> **WHAT THE TASK ASKS**
Copy out the whole passage below on tungsten and hydrogen inventory monitoring, word for word.

> **DOCUMENT PASSAGE**
----------

Speaker
Description
Tungsten is the leading candidate for plasma-facing components in fusion devices. In future fusion reactors, neutron irradiation creates material defects that trap hydrogen isotopes, including the fusion fuel tritium and deuterium. Monitoring the hydrogen inventory is mandatory for nuclear safety and important for the efficient use of fuel. Laser-based diagnostic methods such as Laser-Induced Breakdown Spectroscopy (LIBS) and Laser-Induced Ablation with detection of volatile species by Quadrupole Mass Spectrometry (LIA-QMS) provide quantitative, depth-resolved assessments of the local fuel inventory and release. They are offering a controlled measurement of near-surface retention on short time scales for in-situ and ex-situ applications.

----------

Rows from a dataset
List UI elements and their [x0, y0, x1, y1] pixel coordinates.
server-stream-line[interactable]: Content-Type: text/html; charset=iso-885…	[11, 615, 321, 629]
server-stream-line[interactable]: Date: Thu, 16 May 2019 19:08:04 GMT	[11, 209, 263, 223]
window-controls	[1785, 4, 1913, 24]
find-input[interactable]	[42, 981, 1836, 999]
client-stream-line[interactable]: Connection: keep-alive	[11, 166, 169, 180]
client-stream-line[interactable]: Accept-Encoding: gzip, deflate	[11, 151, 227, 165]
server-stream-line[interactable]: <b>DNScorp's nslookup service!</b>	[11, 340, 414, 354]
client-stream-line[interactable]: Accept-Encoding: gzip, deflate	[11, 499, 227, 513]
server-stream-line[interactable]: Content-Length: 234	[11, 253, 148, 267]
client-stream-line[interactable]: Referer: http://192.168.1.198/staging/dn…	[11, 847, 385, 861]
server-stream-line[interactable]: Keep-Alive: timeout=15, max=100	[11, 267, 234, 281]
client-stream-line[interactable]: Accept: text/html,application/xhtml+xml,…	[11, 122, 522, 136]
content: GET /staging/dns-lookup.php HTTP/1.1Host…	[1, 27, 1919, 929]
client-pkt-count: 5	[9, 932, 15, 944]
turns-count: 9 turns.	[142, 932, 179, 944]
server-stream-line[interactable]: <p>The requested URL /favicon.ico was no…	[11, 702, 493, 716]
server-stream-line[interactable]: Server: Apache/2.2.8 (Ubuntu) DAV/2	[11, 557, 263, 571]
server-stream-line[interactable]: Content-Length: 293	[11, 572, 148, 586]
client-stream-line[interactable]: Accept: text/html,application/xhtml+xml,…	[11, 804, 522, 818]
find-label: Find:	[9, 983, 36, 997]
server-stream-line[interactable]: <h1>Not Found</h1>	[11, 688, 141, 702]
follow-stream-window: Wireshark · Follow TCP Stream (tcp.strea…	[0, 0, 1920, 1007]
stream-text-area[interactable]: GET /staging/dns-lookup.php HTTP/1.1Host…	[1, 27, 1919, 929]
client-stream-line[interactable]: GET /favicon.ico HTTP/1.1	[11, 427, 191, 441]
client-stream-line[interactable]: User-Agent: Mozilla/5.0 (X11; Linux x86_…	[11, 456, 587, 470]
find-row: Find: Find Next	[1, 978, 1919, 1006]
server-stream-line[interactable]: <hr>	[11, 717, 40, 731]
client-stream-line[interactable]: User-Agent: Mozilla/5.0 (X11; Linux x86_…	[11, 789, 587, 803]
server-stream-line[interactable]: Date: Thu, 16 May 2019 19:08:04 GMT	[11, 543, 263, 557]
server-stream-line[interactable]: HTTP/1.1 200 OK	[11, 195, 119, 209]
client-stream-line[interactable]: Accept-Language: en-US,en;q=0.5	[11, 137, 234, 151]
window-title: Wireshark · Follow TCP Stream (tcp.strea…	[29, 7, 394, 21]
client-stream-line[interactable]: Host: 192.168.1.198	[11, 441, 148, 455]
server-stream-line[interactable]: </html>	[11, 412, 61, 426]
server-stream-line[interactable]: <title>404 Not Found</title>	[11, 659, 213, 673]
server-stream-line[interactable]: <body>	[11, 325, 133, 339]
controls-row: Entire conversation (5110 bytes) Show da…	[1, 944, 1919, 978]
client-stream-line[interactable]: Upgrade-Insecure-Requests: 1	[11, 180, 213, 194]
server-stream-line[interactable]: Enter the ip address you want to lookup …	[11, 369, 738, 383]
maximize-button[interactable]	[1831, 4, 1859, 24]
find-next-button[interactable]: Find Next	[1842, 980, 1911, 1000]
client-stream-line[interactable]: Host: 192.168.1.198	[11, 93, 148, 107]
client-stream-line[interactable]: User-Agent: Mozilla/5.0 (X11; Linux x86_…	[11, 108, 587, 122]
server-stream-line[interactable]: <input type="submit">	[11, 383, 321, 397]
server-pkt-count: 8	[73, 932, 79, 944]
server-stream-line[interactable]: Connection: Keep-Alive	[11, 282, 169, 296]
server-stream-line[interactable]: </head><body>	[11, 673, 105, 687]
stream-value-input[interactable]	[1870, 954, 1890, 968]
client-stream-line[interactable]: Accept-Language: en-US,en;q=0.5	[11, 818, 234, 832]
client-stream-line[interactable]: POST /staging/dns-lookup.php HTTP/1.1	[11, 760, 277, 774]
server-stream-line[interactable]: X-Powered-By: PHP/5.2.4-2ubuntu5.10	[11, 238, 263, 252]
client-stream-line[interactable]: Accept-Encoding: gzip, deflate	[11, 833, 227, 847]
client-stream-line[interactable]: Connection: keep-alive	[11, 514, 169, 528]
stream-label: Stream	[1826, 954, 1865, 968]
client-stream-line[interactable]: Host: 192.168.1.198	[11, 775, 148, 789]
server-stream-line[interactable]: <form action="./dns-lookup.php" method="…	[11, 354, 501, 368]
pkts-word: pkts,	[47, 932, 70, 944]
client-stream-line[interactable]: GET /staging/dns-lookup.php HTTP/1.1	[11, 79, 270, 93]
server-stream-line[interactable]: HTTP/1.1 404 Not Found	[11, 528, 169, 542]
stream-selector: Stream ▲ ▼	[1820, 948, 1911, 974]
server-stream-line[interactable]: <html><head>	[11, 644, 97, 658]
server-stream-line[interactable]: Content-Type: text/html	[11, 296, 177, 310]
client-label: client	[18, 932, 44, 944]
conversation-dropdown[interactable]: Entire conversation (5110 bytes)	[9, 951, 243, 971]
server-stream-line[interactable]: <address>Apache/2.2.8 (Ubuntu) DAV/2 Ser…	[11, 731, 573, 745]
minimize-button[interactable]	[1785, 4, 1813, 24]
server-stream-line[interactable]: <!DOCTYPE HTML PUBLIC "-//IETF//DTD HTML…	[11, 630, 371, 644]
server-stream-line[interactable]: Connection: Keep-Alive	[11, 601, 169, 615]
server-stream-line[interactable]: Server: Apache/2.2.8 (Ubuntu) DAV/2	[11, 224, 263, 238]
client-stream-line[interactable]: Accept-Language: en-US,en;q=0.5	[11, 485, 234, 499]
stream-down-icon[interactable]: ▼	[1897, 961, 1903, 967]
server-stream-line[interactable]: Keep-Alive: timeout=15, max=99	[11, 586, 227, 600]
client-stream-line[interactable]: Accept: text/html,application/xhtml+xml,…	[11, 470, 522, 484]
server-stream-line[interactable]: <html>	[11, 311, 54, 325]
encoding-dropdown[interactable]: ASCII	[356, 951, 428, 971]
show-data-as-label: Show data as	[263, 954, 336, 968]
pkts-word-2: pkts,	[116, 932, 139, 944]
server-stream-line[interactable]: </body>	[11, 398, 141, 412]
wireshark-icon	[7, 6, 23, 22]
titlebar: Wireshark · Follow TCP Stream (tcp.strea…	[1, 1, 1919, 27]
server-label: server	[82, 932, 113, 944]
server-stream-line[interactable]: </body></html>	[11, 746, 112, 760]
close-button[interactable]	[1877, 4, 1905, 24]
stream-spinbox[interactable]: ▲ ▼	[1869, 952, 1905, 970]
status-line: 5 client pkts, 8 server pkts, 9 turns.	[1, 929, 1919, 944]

----------

> **REPLY TO THE EXERCISE**
Speaker
Description
Tungsten is the leading candidate for plasma-facing components in fusion devices. In future fusion reactors, neutron irradiation creates material defects that trap hydrogen isotopes, including the fusion fuel tritium and deuterium. Monitoring the hydrogen inventory is mandatory for nuclear safety and important for the efficient use of fuel. Laser-based diagnostic methods such as Laser-Induced Breakdown Spectroscopy (LIBS) and Laser-Induced Ablation with detection of volatile species by Quadrupole Mass Spectrometry (LIA-QMS) provide quantitative, depth-resolved assessments of the local fuel inventory and release. They are offering a controlled measurement of near-surface retention on short time scales for in-situ and ex-situ applications.